Collection entries:
++++++
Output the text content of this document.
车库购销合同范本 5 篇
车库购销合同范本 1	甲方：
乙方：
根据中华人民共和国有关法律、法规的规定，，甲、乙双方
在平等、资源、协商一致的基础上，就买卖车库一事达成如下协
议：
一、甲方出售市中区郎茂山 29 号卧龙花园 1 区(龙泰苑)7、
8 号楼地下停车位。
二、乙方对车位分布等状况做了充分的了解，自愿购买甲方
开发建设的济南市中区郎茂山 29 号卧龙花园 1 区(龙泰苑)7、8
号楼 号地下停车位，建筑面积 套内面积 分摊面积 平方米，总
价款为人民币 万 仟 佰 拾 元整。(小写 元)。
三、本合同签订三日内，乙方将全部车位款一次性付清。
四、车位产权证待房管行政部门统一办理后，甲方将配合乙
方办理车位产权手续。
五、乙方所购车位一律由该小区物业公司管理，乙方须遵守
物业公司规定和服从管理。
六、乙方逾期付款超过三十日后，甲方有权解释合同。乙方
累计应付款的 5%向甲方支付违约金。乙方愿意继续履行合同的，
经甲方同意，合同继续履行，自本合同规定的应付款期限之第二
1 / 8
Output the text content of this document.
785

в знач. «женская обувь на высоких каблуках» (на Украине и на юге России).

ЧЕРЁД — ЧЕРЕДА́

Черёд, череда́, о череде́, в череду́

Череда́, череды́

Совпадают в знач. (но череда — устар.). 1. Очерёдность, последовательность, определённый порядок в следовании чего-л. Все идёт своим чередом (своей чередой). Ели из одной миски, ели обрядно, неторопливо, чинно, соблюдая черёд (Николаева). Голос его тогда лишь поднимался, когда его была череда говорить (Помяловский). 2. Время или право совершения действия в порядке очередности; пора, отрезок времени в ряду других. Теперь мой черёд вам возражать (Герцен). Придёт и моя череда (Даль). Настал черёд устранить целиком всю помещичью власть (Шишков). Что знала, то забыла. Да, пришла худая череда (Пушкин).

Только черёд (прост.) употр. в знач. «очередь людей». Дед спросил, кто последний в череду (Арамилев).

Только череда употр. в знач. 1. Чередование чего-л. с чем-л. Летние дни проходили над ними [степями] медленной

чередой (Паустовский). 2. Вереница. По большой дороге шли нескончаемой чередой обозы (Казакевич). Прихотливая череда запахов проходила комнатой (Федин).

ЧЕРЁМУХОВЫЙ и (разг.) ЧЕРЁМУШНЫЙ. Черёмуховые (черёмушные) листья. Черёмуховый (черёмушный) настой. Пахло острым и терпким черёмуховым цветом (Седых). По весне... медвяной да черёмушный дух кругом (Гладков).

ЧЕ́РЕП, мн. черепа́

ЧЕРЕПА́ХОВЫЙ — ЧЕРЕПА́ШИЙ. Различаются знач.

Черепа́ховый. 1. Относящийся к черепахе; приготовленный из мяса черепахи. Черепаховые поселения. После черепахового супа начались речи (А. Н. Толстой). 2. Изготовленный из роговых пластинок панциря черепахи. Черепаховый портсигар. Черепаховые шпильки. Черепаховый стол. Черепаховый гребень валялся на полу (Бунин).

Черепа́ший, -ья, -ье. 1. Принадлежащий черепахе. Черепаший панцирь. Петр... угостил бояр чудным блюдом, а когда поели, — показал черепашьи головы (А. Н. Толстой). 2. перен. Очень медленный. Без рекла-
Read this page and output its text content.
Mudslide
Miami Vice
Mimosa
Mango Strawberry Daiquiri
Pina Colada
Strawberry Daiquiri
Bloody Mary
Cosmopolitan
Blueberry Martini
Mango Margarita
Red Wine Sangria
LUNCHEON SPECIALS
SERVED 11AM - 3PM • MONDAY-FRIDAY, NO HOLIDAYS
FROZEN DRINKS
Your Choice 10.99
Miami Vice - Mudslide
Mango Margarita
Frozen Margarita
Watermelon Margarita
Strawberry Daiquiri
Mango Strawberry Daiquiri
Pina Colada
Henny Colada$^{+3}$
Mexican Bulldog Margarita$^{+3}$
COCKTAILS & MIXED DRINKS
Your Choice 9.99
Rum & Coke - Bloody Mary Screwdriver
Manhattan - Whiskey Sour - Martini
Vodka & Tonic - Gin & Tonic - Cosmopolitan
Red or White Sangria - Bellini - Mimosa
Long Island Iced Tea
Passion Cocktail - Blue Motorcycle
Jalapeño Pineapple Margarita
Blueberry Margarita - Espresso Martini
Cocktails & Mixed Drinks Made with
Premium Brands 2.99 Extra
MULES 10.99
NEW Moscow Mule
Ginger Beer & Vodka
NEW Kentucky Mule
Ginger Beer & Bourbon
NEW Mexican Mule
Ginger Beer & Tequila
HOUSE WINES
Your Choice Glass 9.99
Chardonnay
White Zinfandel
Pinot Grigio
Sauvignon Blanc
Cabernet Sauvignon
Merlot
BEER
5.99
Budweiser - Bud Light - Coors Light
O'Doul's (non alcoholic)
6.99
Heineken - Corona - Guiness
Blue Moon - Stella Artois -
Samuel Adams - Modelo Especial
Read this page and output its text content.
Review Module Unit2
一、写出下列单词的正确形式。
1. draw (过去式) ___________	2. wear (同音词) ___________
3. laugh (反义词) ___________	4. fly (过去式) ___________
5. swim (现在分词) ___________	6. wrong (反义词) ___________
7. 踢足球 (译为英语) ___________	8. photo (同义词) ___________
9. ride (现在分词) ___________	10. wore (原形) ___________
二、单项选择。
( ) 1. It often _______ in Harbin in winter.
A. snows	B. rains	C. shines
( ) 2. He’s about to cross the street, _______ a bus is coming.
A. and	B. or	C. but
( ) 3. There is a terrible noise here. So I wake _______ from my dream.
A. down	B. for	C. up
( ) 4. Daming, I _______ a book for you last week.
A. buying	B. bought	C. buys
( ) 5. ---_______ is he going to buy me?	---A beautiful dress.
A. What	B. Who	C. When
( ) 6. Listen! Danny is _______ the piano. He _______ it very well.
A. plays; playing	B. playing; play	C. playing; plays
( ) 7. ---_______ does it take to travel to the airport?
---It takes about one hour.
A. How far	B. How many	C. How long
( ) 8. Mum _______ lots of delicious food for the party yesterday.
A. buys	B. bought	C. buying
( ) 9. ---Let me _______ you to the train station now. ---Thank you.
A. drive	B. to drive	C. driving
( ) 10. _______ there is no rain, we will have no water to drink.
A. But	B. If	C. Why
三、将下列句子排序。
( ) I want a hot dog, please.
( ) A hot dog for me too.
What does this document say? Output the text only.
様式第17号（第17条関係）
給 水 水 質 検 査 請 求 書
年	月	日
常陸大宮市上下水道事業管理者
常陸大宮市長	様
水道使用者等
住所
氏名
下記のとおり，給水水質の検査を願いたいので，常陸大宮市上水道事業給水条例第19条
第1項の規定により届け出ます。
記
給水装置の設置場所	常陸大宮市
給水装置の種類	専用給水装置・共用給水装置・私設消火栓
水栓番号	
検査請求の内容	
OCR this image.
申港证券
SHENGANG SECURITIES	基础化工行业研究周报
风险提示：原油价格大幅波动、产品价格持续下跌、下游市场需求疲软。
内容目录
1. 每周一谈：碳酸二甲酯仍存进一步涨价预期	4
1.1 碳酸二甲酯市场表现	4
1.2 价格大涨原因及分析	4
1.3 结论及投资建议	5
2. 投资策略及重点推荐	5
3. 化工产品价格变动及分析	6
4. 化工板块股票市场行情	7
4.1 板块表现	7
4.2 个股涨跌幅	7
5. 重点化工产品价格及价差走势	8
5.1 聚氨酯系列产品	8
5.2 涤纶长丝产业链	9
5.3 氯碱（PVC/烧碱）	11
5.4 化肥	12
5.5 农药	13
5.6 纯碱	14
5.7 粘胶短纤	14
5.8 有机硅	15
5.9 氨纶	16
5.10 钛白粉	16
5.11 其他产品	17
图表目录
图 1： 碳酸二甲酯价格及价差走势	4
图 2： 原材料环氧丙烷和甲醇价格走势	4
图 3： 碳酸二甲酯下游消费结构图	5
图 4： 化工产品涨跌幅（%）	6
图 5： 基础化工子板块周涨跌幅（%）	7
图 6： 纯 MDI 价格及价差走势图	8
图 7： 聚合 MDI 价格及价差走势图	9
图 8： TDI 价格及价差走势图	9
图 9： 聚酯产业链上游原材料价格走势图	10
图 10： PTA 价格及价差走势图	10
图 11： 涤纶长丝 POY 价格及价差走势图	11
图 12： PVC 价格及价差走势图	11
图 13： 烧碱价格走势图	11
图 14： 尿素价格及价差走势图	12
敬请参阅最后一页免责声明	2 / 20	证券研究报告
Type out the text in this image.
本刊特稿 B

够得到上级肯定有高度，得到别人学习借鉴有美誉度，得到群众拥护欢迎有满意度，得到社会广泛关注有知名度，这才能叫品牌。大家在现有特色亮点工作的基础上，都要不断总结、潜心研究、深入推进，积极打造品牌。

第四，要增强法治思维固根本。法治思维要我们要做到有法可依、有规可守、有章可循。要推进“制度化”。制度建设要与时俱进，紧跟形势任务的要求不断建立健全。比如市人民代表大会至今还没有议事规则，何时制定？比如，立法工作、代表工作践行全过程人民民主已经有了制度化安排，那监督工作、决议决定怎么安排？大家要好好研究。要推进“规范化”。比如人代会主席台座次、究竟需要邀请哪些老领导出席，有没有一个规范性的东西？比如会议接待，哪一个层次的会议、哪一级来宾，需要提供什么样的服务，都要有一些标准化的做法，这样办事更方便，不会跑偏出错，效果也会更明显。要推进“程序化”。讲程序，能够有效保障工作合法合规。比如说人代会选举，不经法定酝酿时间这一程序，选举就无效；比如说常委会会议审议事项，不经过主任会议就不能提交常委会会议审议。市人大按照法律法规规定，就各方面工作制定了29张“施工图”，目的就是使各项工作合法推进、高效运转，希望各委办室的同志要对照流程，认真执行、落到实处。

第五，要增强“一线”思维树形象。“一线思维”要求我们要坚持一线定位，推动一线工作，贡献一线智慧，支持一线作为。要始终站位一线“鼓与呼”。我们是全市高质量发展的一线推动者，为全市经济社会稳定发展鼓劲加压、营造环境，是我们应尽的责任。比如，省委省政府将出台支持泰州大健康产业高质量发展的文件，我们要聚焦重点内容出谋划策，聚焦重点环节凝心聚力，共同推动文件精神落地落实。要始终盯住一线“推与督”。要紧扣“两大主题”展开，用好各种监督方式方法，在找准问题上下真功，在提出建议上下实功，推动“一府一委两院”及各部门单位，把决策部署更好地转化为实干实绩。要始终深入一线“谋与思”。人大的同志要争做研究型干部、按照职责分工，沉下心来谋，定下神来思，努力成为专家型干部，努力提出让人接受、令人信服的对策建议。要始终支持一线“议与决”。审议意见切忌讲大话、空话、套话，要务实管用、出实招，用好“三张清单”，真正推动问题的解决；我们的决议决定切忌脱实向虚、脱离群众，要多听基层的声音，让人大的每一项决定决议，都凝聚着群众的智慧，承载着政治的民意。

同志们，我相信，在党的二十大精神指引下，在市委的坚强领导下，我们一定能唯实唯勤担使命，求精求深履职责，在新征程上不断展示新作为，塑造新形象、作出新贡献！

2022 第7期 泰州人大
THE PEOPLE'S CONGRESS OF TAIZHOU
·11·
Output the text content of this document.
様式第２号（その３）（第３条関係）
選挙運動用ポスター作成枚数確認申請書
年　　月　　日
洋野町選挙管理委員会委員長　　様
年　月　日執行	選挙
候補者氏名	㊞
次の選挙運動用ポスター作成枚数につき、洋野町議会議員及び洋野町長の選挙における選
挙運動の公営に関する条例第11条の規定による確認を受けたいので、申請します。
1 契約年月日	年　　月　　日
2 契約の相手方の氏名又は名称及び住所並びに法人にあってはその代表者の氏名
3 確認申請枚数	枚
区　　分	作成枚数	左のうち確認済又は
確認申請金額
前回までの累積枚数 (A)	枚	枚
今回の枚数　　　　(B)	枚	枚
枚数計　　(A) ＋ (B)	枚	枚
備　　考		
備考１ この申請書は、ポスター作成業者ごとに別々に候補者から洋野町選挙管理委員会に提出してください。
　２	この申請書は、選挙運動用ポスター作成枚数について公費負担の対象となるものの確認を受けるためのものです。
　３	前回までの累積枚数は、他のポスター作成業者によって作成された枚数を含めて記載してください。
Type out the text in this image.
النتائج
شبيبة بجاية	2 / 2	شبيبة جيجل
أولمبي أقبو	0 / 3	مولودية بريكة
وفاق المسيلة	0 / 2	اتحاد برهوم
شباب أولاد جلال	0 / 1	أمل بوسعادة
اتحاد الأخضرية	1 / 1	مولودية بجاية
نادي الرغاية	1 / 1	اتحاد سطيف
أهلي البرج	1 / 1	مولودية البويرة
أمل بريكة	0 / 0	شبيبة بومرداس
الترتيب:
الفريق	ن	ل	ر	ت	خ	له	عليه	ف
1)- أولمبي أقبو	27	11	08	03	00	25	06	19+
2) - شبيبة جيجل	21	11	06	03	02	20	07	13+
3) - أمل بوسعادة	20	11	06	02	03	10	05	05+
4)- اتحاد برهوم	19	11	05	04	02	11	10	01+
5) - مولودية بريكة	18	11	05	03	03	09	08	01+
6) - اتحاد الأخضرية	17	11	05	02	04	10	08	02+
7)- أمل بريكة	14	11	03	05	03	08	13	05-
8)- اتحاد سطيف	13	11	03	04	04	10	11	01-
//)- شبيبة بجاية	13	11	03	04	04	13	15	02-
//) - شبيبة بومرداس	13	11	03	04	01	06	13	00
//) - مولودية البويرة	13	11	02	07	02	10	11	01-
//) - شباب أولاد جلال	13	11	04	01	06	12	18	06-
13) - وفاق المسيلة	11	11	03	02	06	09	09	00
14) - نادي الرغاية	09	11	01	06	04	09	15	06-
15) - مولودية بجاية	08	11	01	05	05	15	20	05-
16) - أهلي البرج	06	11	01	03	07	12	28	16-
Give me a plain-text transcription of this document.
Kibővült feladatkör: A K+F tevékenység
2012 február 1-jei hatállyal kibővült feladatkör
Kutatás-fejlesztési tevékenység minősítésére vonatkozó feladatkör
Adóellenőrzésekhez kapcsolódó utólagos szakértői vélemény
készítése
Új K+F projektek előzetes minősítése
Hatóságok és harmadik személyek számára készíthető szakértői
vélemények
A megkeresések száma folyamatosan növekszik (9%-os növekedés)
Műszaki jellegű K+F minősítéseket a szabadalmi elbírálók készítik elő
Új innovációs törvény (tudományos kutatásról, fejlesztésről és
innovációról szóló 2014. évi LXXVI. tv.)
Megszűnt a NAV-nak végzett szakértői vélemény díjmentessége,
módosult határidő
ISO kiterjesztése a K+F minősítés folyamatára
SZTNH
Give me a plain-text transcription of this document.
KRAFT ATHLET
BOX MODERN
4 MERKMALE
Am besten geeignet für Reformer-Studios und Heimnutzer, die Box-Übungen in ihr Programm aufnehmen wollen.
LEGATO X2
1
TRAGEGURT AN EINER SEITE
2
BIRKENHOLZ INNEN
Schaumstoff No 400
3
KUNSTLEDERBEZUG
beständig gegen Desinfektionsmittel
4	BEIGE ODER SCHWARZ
++++++
■ What is required
Reproduce each line from the records that contains the word "أولمبي".

■ Exercise result
أولمبي أقبو	0 / 3	مولودية بريكة
1)- أولمبي أقبو	27	11	08	03	00	25	06	19+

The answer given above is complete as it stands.